What you are asked to do =>
Find each line containing the string "JSON" and return it.

(Chart and figure data)
┌────────

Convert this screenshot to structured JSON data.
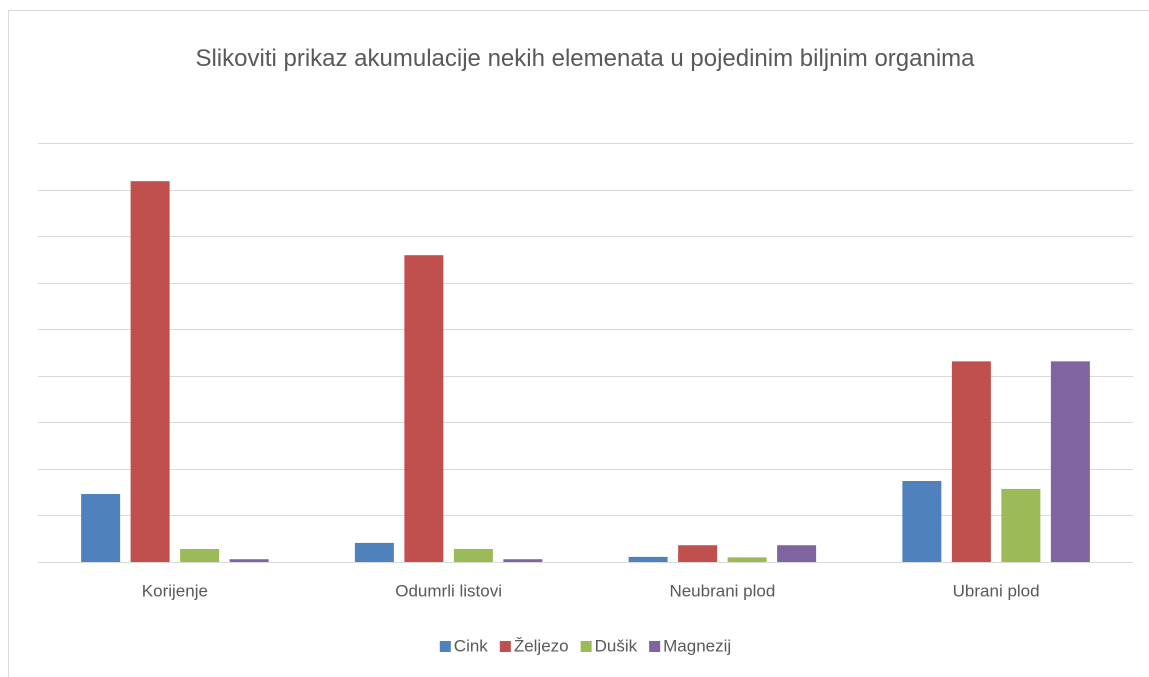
{
  "chart_data": {
    "type": "bar",
    "title": "Slikoviti prikaz akumulacije nekih elemenata u pojedinim biljnim organima",
    "categories": [
      "Korijenje",
      "Odumrli listovi",
      "Neubrani plod",
      "Ubrani plod"
    ],
    "series": [
      {
        "name": "Cink",
        "color": "#4f81bd",
        "values": [
          1.46,
          0.41,
          0.11,
          1.74
        ]
      },
      {
        "name": "Željezo",
        "color": "#c0504d",
        "values": [
          8.18,
          6.59,
          0.36,
          4.31
        ]
      },
      {
        "name": "Dušik",
        "color": "#9bbb59",
        "values": [
          0.28,
          0.28,
          0.1,
          1.57
        ]
      },
      {
        "name": "Magnezij",
        "color": "#8064a2",
        "values": [
          0.06,
          0.06,
          0.36,
          4.31
        ]
      }
    ],
    "ylim": [
      0,
      9
    ],
    "yticks": [
      0,
      1,
      2,
      3,
      4,
      5,
      6,
      7,
      8,
      9
    ],
    "grid": true,
    "legend": "bottom"
  }
}
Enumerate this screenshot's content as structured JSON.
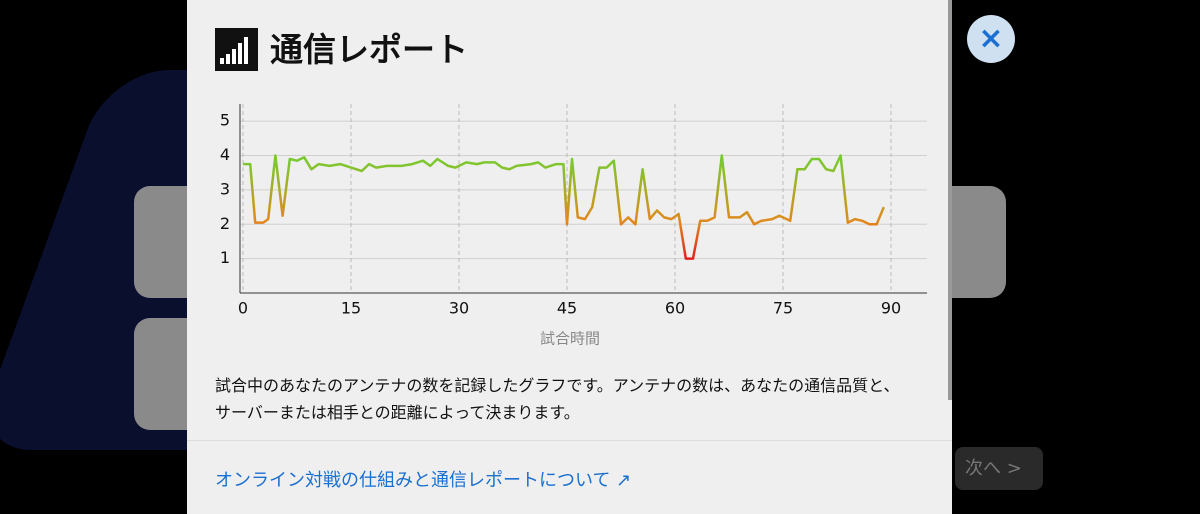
{
  "header": {
    "title": "通信レポート"
  },
  "chart": {
    "type": "line",
    "x_label": "試合時間",
    "x": [
      0,
      1,
      1.7,
      2.8,
      3.5,
      4.5,
      5.5,
      6.5,
      7.5,
      8.5,
      9.5,
      10.5,
      12,
      13.5,
      15,
      16.5,
      17.5,
      18.5,
      20,
      22,
      23.5,
      25,
      26,
      27,
      28.5,
      29.5,
      31,
      32.5,
      33.5,
      35,
      36,
      37,
      38,
      40,
      41,
      42,
      43.5,
      44.5,
      45,
      45.7,
      46.5,
      47.5,
      48.5,
      49.5,
      50.5,
      51.5,
      52.5,
      53.5,
      54.5,
      55.5,
      56.5,
      57.5,
      58.5,
      59.5,
      60.5,
      61.5,
      62.5,
      63.5,
      64.5,
      65.5,
      66.5,
      67.5,
      69,
      70,
      71,
      72,
      73.5,
      74.5,
      76,
      77,
      78,
      79,
      80,
      81,
      82,
      83,
      84,
      85,
      86,
      87,
      88,
      89
    ],
    "values": [
      3.75,
      3.75,
      2.05,
      2.05,
      2.15,
      4.0,
      2.25,
      3.9,
      3.85,
      3.95,
      3.6,
      3.75,
      3.7,
      3.75,
      3.65,
      3.55,
      3.75,
      3.65,
      3.7,
      3.7,
      3.75,
      3.85,
      3.7,
      3.9,
      3.7,
      3.65,
      3.8,
      3.75,
      3.8,
      3.8,
      3.65,
      3.6,
      3.7,
      3.75,
      3.8,
      3.65,
      3.75,
      3.75,
      2.0,
      3.9,
      2.2,
      2.15,
      2.5,
      3.65,
      3.65,
      3.85,
      2.0,
      2.2,
      2.0,
      3.6,
      2.15,
      2.4,
      2.2,
      2.15,
      2.3,
      1.0,
      1.0,
      2.1,
      2.1,
      2.2,
      4.0,
      2.2,
      2.2,
      2.35,
      2.0,
      2.1,
      2.15,
      2.25,
      2.1,
      3.6,
      3.6,
      3.9,
      3.9,
      3.6,
      3.55,
      4.0,
      2.05,
      2.15,
      2.1,
      2.0,
      2.0,
      2.5
    ],
    "xlim": [
      0,
      95
    ],
    "xticks": [
      0,
      15,
      30,
      45,
      60,
      75,
      90
    ],
    "ylim": [
      0,
      5.5
    ],
    "yticks": [
      1,
      2,
      3,
      4,
      5
    ],
    "grid": true
  },
  "description": "試合中のあなたのアンテナの数を記録したグラフです。アンテナの数は、あなたの通信品質と、サーバーまたは相手との距離によって決まります。",
  "link": "オンライン対戦の仕組みと通信レポートについて ↗",
  "background": {
    "next_button": "次へ"
  }
}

└────────

Answer to this exercise =>
Convert this screenshot to structured JSON data.
Enumerate this screenshot's content as structured JSON.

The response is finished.